◆ Your instructions ◆
Omit all pictures and give the records below again exactly as written.

◆ Input records ◆
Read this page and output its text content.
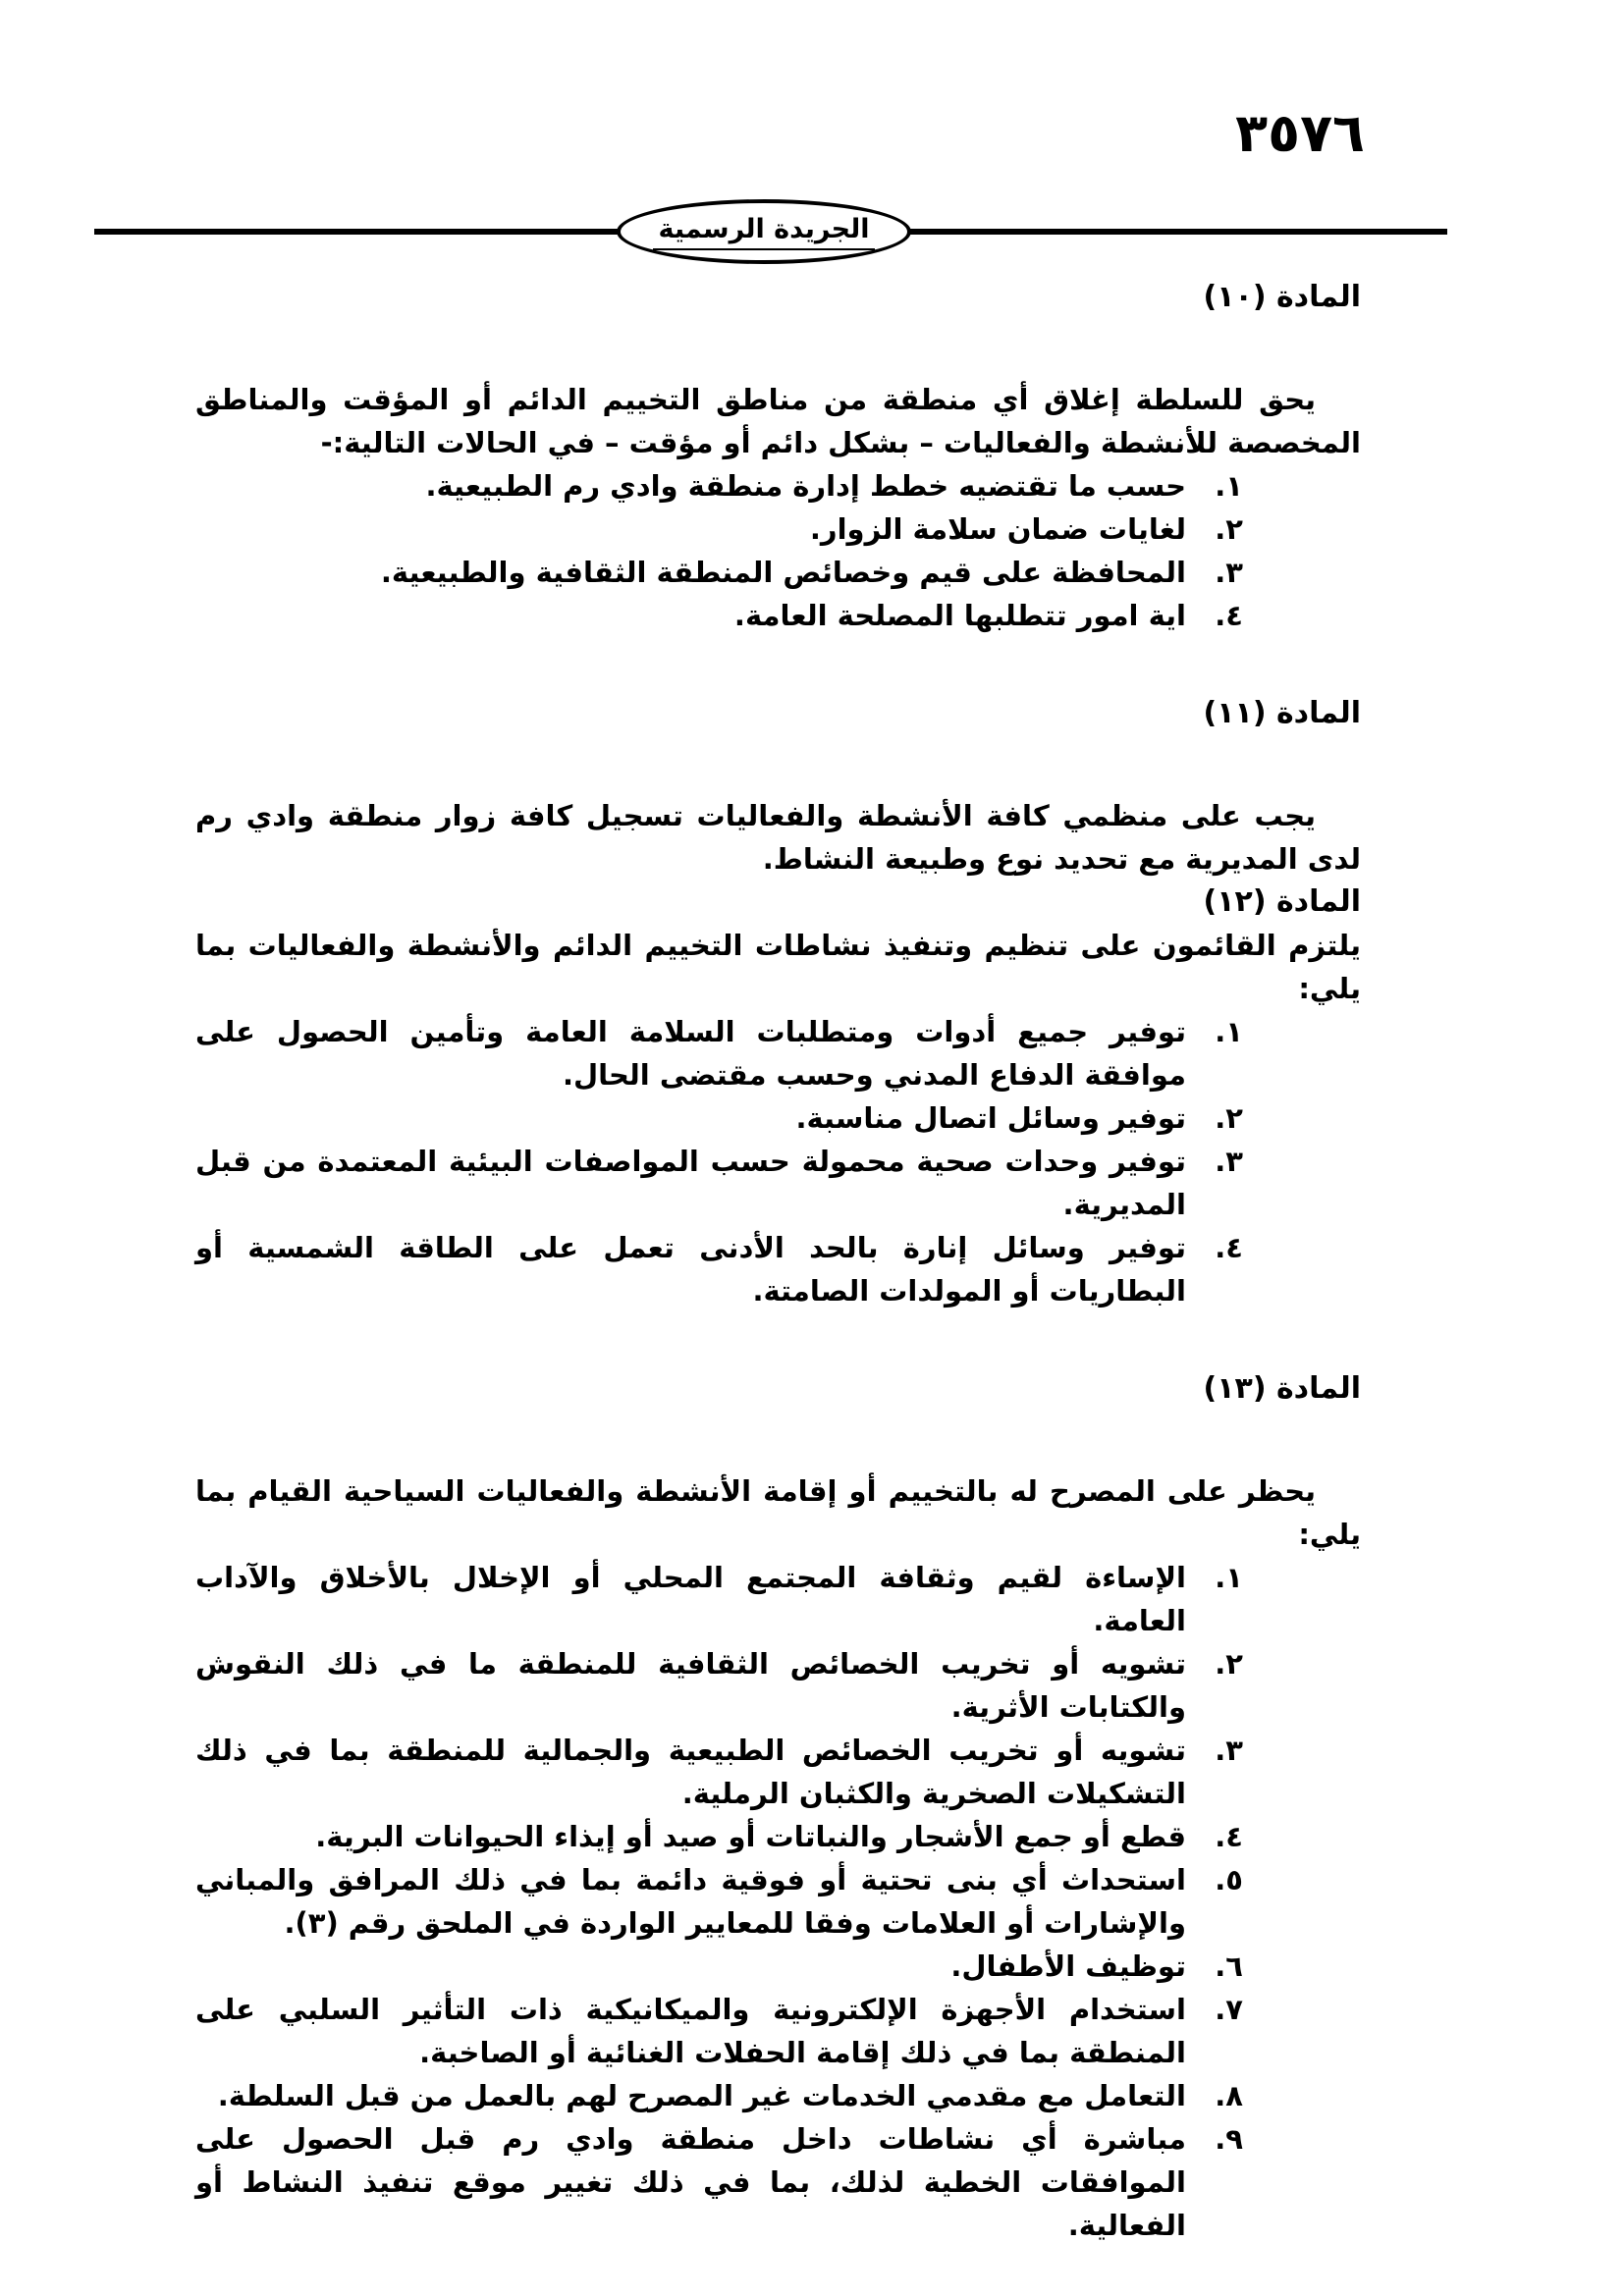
٣٥٧٦
الجريدة الرسمية
المادة (١٠)

يحق للسلطة إغلاق أي منطقة من مناطق التخييم الدائم أو المؤقت والمناطق المخصصة للأنشطة والفعاليات – بشكل دائم أو مؤقت – في الحالات التالية:-

١.
حسب ما تقتضيه خطط إدارة منطقة وادي رم الطبيعية.
٢.
لغايات ضمان سلامة الزوار.
٣.
المحافظة على قيم وخصائص المنطقة الثقافية والطبيعية.
٤.
اية امور تتطلبها المصلحة العامة.
المادة (١١)

يجب على منظمي كافة الأنشطة والفعاليات تسجيل كافة زوار منطقة وادي رم لدى المديرية مع تحديد نوع وطبيعة النشاط.

المادة (١٢)

يلتزم القائمون على تنظيم وتنفيذ نشاطات التخييم الدائم والأنشطة والفعاليات بما يلي:

١.
توفير جميع أدوات ومتطلبات السلامة العامة وتأمين الحصول على موافقة الدفاع المدني وحسب مقتضى الحال.
٢.
توفير وسائل اتصال مناسبة.
٣.
توفير وحدات صحية محمولة حسب المواصفات البيئية المعتمدة من قبل المديرية.
٤.
توفير وسائل إنارة بالحد الأدنى تعمل على الطاقة الشمسية أو البطاريات أو المولدات الصامتة.
المادة (١٣)

يحظر على المصرح له بالتخييم أو إقامة الأنشطة والفعاليات السياحية القيام بما يلي:

١.
الإساءة لقيم وثقافة المجتمع المحلي أو الإخلال بالأخلاق والآداب العامة.
٢.
تشويه أو تخريب الخصائص الثقافية للمنطقة ما في ذلك النقوش والكتابات الأثرية.
٣.
تشويه أو تخريب الخصائص الطبيعية والجمالية للمنطقة بما في ذلك التشكيلات الصخرية والكثبان الرملية.
٤.
قطع أو جمع الأشجار والنباتات أو صيد أو إيذاء الحيوانات البرية.
٥.
استحداث أي بنى تحتية أو فوقية دائمة بما في ذلك المرافق والمباني والإشارات أو العلامات وفقا للمعايير الواردة في الملحق رقم (٣).
٦.
توظيف الأطفال.
٧.
استخدام الأجهزة الإلكترونية والميكانيكية ذات التأثير السلبي على المنطقة بما في ذلك إقامة الحفلات الغنائية أو الصاخبة.
٨.
التعامل مع مقدمي الخدمات غير المصرح لهم بالعمل من قبل السلطة.
٩.
مباشرة أي نشاطات داخل منطقة وادي رم قبل الحصول على الموافقات الخطية لذلك، بما في ذلك تغيير موقع تنفيذ النشاط أو الفعالية.
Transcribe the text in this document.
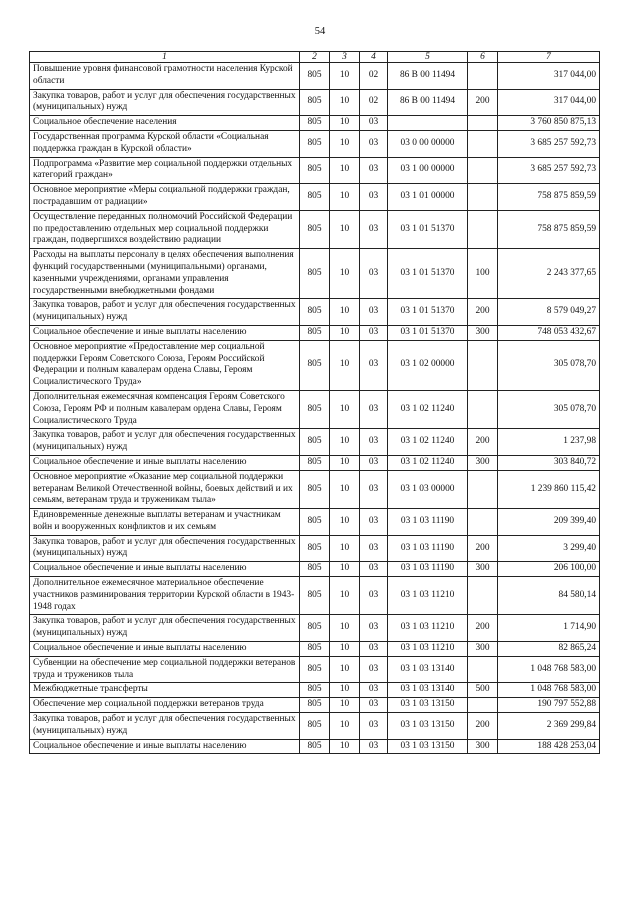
54
1	2	3	4	5	6	7
Повышение уровня финансовой грамотности населения Курской области	805	10	02	86 В 00 11494		317 044,00
Закупка товаров, работ и услуг для обеспечения государственных (муниципальных) нужд	805	10	02	86 В 00 11494	200	317 044,00
Социальное обеспечение населения	805	10	03			3 760 850 875,13
Государственная программа Курской области «Социальная поддержка граждан в Курской области»	805	10	03	03 0 00 00000		3 685 257 592,73
Подпрограмма «Развитие мер социальной поддержки отдельных категорий граждан»	805	10	03	03 1 00 00000		3 685 257 592,73
Основное мероприятие «Меры социальной поддержки граждан, пострадавшим от радиации»	805	10	03	03 1 01 00000		758 875 859,59
Осуществление переданных полномочий Российской Федерации по предоставлению отдельных мер социальной поддержки граждан, подвергшихся воздействию радиации	805	10	03	03 1 01 51370		758 875 859,59
Расходы на выплаты персоналу в целях обеспечения выполнения функций государственными (муниципальными) органами, казенными учреждениями, органами управления государственными внебюджетными фондами	805	10	03	03 1 01 51370	100	2 243 377,65
Закупка товаров, работ и услуг для обеспечения государственных (муниципальных) нужд	805	10	03	03 1 01 51370	200	8 579 049,27
Социальное обеспечение и иные выплаты населению	805	10	03	03 1 01 51370	300	748 053 432,67
Основное мероприятие «Предоставление мер социальной поддержки Героям Советского Союза, Героям Российской Федерации и полным кавалерам ордена Славы, Героям Социалистического Труда»	805	10	03	03 1 02 00000		305 078,70
Дополнительная ежемесячная компенсация Героям Советского Союза, Героям РФ и полным кавалерам ордена Славы, Героям Социалистического Труда	805	10	03	03 1 02 11240		305 078,70
Закупка товаров, работ и услуг для обеспечения государственных (муниципальных) нужд	805	10	03	03 1 02 11240	200	1 237,98
Социальное обеспечение и иные выплаты населению	805	10	03	03 1 02 11240	300	303 840,72
Основное мероприятие «Оказание мер социальной поддержки ветеранам Великой Отечественной войны, боевых действий и их семьям, ветеранам труда и труженикам тыла»	805	10	03	03 1 03 00000		1 239 860 115,42
Единовременные денежные выплаты ветеранам и участникам войн и вооруженных конфликтов и их семьям	805	10	03	03 1 03 11190		209 399,40
Закупка товаров, работ и услуг для обеспечения государственных (муниципальных) нужд	805	10	03	03 1 03 11190	200	3 299,40
Социальное обеспечение и иные выплаты населению	805	10	03	03 1 03 11190	300	206 100,00
Дополнительное ежемесячное материальное обеспечение участников разминирования территории Курской области в 1943-1948 годах	805	10	03	03 1 03 11210		84 580,14
Закупка товаров, работ и услуг для обеспечения государственных (муниципальных) нужд	805	10	03	03 1 03 11210	200	1 714,90
Социальное обеспечение и иные выплаты населению	805	10	03	03 1 03 11210	300	82 865,24
Субвенции на обеспечение мер социальной поддержки ветеранов труда и тружеников тыла	805	10	03	03 1 03 13140		1 048 768 583,00
Межбюджетные трансферты	805	10	03	03 1 03 13140	500	1 048 768 583,00
Обеспечение мер социальной поддержки ветеранов труда	805	10	03	03 1 03 13150		190 797 552,88
Закупка товаров, работ и услуг для обеспечения государственных (муниципальных) нужд	805	10	03	03 1 03 13150	200	2 369 299,84
Социальное обеспечение и иные выплаты населению	805	10	03	03 1 03 13150	300	188 428 253,04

◆ Result ◆
Read this page and output its text content.
٣٥٧٦
الجريدة الرسمية
المادة (١٠)

يحق للسلطة إغلاق أي منطقة من مناطق التخييم الدائم أو المؤقت والمناطق المخصصة للأنشطة والفعاليات – بشكل دائم أو مؤقت – في الحالات التالية:-

١.
حسب ما تقتضيه خطط إدارة منطقة وادي رم الطبيعية.
٢.
لغايات ضمان سلامة الزوار.
٣.
المحافظة على قيم وخصائص المنطقة الثقافية والطبيعية.
٤.
اية امور تتطلبها المصلحة العامة.
المادة (١١)

يجب على منظمي كافة الأنشطة والفعاليات تسجيل كافة زوار منطقة وادي رم لدى المديرية مع تحديد نوع وطبيعة النشاط.

المادة (١٢)

يلتزم القائمون على تنظيم وتنفيذ نشاطات التخييم الدائم والأنشطة والفعاليات بما يلي:

١.
توفير جميع أدوات ومتطلبات السلامة العامة وتأمين الحصول على موافقة الدفاع المدني وحسب مقتضى الحال.
٢.
توفير وسائل اتصال مناسبة.
٣.
توفير وحدات صحية محمولة حسب المواصفات البيئية المعتمدة من قبل المديرية.
٤.
توفير وسائل إنارة بالحد الأدنى تعمل على الطاقة الشمسية أو البطاريات أو المولدات الصامتة.
المادة (١٣)

يحظر على المصرح له بالتخييم أو إقامة الأنشطة والفعاليات السياحية القيام بما يلي:

١.
الإساءة لقيم وثقافة المجتمع المحلي أو الإخلال بالأخلاق والآداب العامة.
٢.
تشويه أو تخريب الخصائص الثقافية للمنطقة ما في ذلك النقوش والكتابات الأثرية.
٣.
تشويه أو تخريب الخصائص الطبيعية والجمالية للمنطقة بما في ذلك التشكيلات الصخرية والكثبان الرملية.
٤.
قطع أو جمع الأشجار والنباتات أو صيد أو إيذاء الحيوانات البرية.
٥.
استحداث أي بنى تحتية أو فوقية دائمة بما في ذلك المرافق والمباني والإشارات أو العلامات وفقا للمعايير الواردة في الملحق رقم (٣).
٦.
توظيف الأطفال.
٧.
استخدام الأجهزة الإلكترونية والميكانيكية ذات التأثير السلبي على المنطقة بما في ذلك إقامة الحفلات الغنائية أو الصاخبة.
٨.
التعامل مع مقدمي الخدمات غير المصرح لهم بالعمل من قبل السلطة.
٩.
مباشرة أي نشاطات داخل منطقة وادي رم قبل الحصول على الموافقات الخطية لذلك، بما في ذلك تغيير موقع تنفيذ النشاط أو الفعالية.
Transcribe the text in this document.
54
1	2	3	4	5	6	7
Повышение уровня финансовой грамотности населения Курской области	805	10	02	86 В 00 11494		317 044,00
Закупка товаров, работ и услуг для обеспечения государственных (муниципальных) нужд	805	10	02	86 В 00 11494	200	317 044,00
Социальное обеспечение населения	805	10	03			3 760 850 875,13
Государственная программа Курской области «Социальная поддержка граждан в Курской области»	805	10	03	03 0 00 00000		3 685 257 592,73
Подпрограмма «Развитие мер социальной поддержки отдельных категорий граждан»	805	10	03	03 1 00 00000		3 685 257 592,73
Основное мероприятие «Меры социальной поддержки граждан, пострадавшим от радиации»	805	10	03	03 1 01 00000		758 875 859,59
Осуществление переданных полномочий Российской Федерации по предоставлению отдельных мер социальной поддержки граждан, подвергшихся воздействию радиации	805	10	03	03 1 01 51370		758 875 859,59
Расходы на выплаты персоналу в целях обеспечения выполнения функций государственными (муниципальными) органами, казенными учреждениями, органами управления государственными внебюджетными фондами	805	10	03	03 1 01 51370	100	2 243 377,65
Закупка товаров, работ и услуг для обеспечения государственных (муниципальных) нужд	805	10	03	03 1 01 51370	200	8 579 049,27
Социальное обеспечение и иные выплаты населению	805	10	03	03 1 01 51370	300	748 053 432,67
Основное мероприятие «Предоставление мер социальной поддержки Героям Советского Союза, Героям Российской Федерации и полным кавалерам ордена Славы, Героям Социалистического Труда»	805	10	03	03 1 02 00000		305 078,70
Дополнительная ежемесячная компенсация Героям Советского Союза, Героям РФ и полным кавалерам ордена Славы, Героям Социалистического Труда	805	10	03	03 1 02 11240		305 078,70
Закупка товаров, работ и услуг для обеспечения государственных (муниципальных) нужд	805	10	03	03 1 02 11240	200	1 237,98
Социальное обеспечение и иные выплаты населению	805	10	03	03 1 02 11240	300	303 840,72
Основное мероприятие «Оказание мер социальной поддержки ветеранам Великой Отечественной войны, боевых действий и их семьям, ветеранам труда и труженикам тыла»	805	10	03	03 1 03 00000		1 239 860 115,42
Единовременные денежные выплаты ветеранам и участникам войн и вооруженных конфликтов и их семьям	805	10	03	03 1 03 11190		209 399,40
Закупка товаров, работ и услуг для обеспечения государственных (муниципальных) нужд	805	10	03	03 1 03 11190	200	3 299,40
Социальное обеспечение и иные выплаты населению	805	10	03	03 1 03 11190	300	206 100,00
Дополнительное ежемесячное материальное обеспечение участников разминирования территории Курской области в 1943-1948 годах	805	10	03	03 1 03 11210		84 580,14
Закупка товаров, работ и услуг для обеспечения государственных (муниципальных) нужд	805	10	03	03 1 03 11210	200	1 714,90
Социальное обеспечение и иные выплаты населению	805	10	03	03 1 03 11210	300	82 865,24
Субвенции на обеспечение мер социальной поддержки ветеранов труда и тружеников тыла	805	10	03	03 1 03 13140		1 048 768 583,00
Межбюджетные трансферты	805	10	03	03 1 03 13140	500	1 048 768 583,00
Обеспечение мер социальной поддержки ветеранов труда	805	10	03	03 1 03 13150		190 797 552,88
Закупка товаров, работ и услуг для обеспечения государственных (муниципальных) нужд	805	10	03	03 1 03 13150	200	2 369 299,84
Социальное обеспечение и иные выплаты населению	805	10	03	03 1 03 13150	300	188 428 253,04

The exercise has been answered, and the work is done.